Determine the count of lines holding the string "пользователям". Return only the number.

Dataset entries
= = = = =
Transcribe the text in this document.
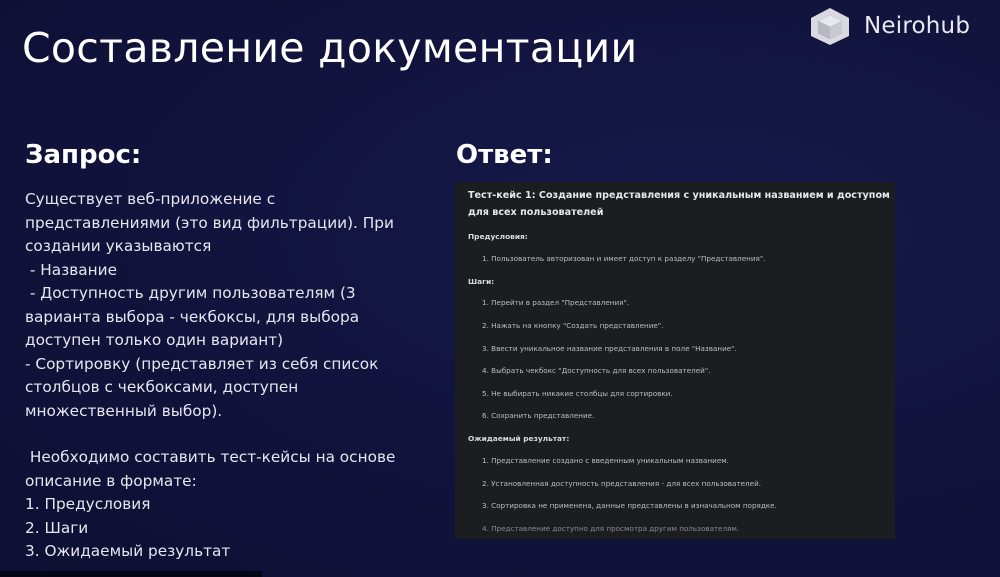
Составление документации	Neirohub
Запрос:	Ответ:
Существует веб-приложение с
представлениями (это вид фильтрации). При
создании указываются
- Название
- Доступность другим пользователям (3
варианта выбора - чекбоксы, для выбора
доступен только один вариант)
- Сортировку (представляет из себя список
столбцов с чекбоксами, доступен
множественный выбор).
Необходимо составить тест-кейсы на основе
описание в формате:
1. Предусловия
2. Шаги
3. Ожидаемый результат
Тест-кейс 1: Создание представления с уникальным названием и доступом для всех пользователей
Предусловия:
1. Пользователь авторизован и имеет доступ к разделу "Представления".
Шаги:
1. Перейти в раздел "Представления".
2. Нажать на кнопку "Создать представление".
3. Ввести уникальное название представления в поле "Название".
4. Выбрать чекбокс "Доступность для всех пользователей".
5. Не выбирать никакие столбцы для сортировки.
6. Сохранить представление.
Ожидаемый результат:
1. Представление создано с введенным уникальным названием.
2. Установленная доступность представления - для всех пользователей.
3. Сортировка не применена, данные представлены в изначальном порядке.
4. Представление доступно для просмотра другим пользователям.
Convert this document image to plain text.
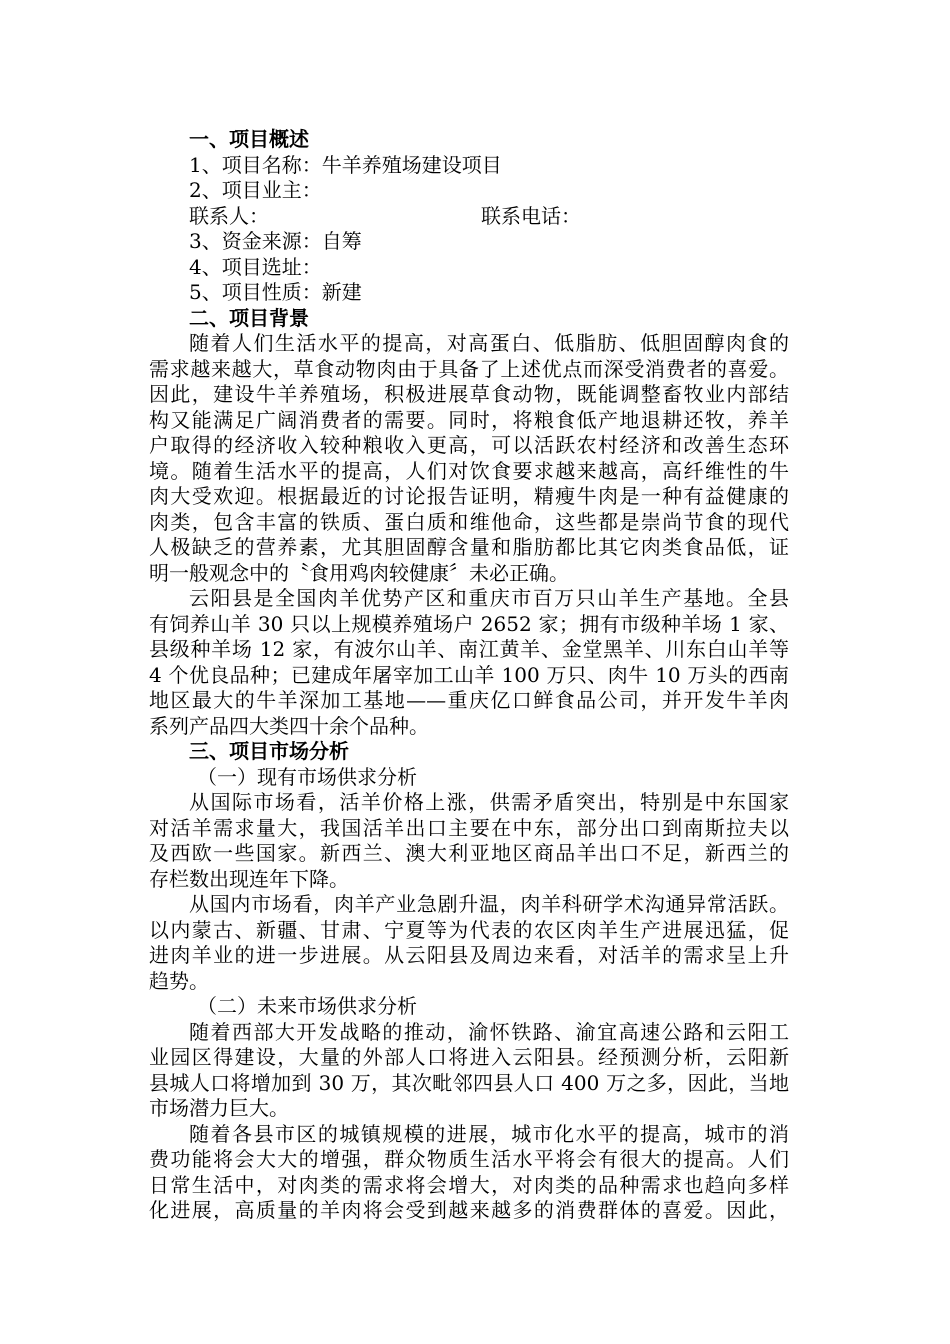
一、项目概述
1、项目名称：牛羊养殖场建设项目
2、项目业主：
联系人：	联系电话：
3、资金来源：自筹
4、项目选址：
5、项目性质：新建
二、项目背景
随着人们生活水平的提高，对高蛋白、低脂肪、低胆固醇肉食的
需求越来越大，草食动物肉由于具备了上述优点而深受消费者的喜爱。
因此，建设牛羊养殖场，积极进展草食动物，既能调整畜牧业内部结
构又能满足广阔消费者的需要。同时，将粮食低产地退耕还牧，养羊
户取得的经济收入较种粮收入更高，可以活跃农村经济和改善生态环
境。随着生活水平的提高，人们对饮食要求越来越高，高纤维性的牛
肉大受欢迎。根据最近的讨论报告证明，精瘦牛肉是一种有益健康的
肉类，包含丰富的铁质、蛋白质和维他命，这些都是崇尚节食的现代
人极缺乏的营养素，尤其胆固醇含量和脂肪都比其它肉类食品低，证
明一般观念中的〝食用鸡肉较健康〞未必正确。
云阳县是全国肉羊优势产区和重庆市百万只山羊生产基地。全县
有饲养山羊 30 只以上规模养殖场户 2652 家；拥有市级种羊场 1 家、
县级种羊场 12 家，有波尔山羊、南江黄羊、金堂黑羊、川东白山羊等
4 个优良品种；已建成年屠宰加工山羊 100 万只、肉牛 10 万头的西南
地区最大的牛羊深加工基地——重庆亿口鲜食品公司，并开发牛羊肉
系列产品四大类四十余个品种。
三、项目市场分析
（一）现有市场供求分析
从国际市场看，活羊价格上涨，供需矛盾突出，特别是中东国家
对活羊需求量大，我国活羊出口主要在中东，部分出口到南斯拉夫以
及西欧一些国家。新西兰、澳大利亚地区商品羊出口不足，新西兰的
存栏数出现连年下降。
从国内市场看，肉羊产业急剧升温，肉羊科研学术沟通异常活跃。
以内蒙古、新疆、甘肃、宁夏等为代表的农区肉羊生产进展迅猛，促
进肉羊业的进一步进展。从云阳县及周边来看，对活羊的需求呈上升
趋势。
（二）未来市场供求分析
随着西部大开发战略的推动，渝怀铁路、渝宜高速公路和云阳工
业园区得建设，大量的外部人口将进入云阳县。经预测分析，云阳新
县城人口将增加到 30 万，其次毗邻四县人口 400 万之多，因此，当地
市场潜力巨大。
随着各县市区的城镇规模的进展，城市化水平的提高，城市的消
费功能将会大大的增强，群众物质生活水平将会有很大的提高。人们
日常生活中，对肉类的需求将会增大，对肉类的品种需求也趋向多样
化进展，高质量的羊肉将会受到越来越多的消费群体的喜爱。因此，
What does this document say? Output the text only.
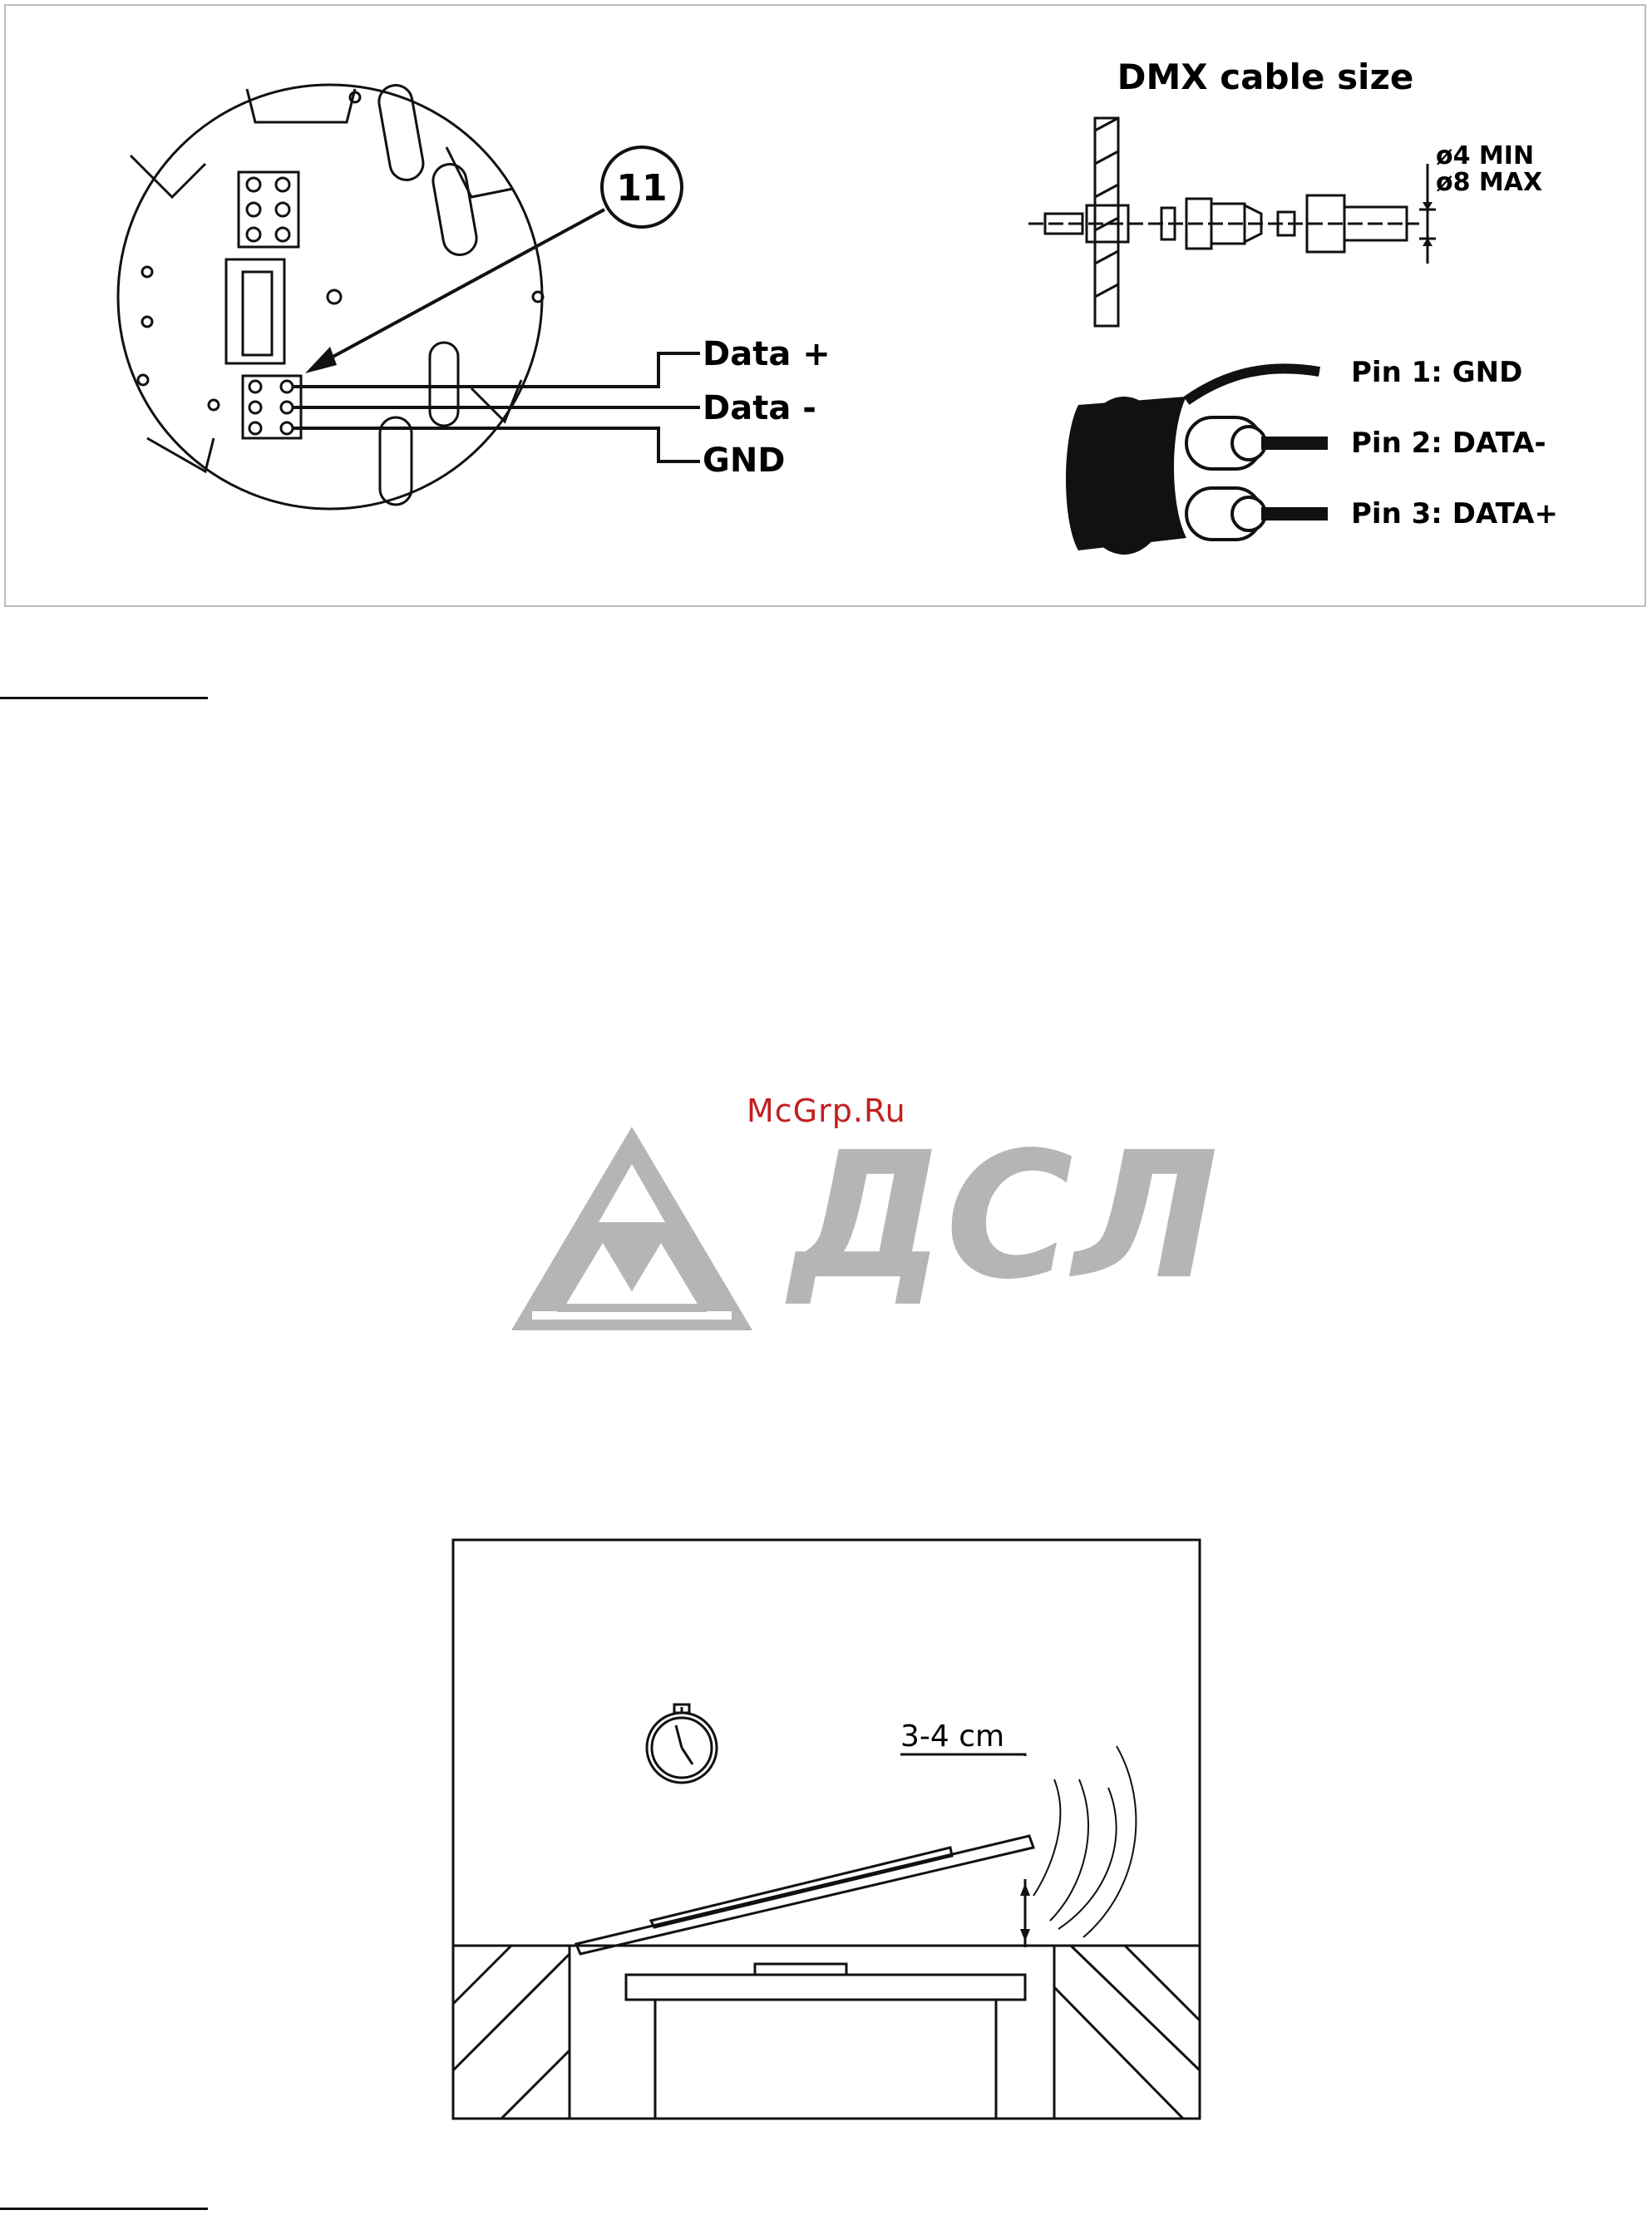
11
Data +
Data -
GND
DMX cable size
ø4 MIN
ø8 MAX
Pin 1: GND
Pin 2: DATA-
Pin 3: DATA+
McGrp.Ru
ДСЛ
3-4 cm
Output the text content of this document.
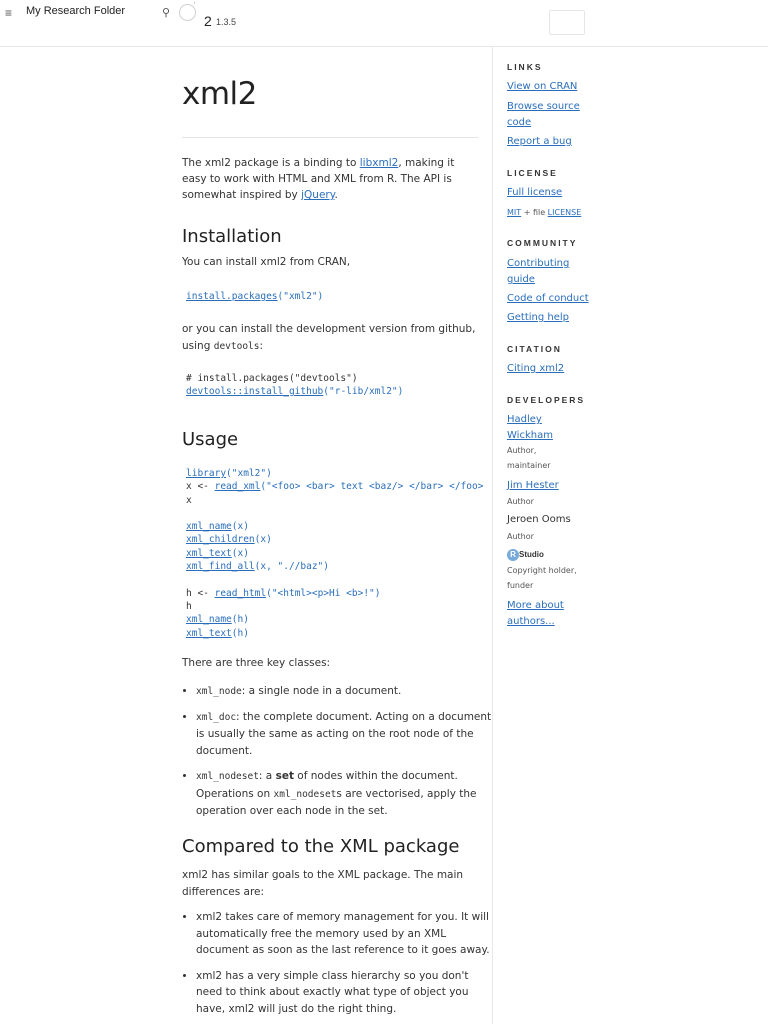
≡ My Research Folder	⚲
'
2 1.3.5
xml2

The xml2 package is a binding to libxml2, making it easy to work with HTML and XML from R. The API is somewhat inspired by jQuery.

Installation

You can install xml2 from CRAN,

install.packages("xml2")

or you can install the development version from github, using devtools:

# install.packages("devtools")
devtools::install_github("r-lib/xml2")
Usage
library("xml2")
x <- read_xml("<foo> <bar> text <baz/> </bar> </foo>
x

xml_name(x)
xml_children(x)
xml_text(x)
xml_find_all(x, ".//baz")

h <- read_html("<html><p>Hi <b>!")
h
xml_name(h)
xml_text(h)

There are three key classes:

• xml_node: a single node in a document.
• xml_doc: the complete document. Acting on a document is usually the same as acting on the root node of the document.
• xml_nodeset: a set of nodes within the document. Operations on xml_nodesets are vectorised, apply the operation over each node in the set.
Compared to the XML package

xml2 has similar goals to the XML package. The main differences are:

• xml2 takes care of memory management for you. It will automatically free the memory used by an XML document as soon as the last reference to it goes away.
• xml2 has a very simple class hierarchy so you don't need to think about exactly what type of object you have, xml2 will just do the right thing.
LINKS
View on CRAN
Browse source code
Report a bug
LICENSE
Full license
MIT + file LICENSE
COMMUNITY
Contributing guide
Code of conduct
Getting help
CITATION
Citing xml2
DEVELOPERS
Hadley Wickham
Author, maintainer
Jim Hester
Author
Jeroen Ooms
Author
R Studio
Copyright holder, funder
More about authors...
= = = = =
* **REPLY**: 2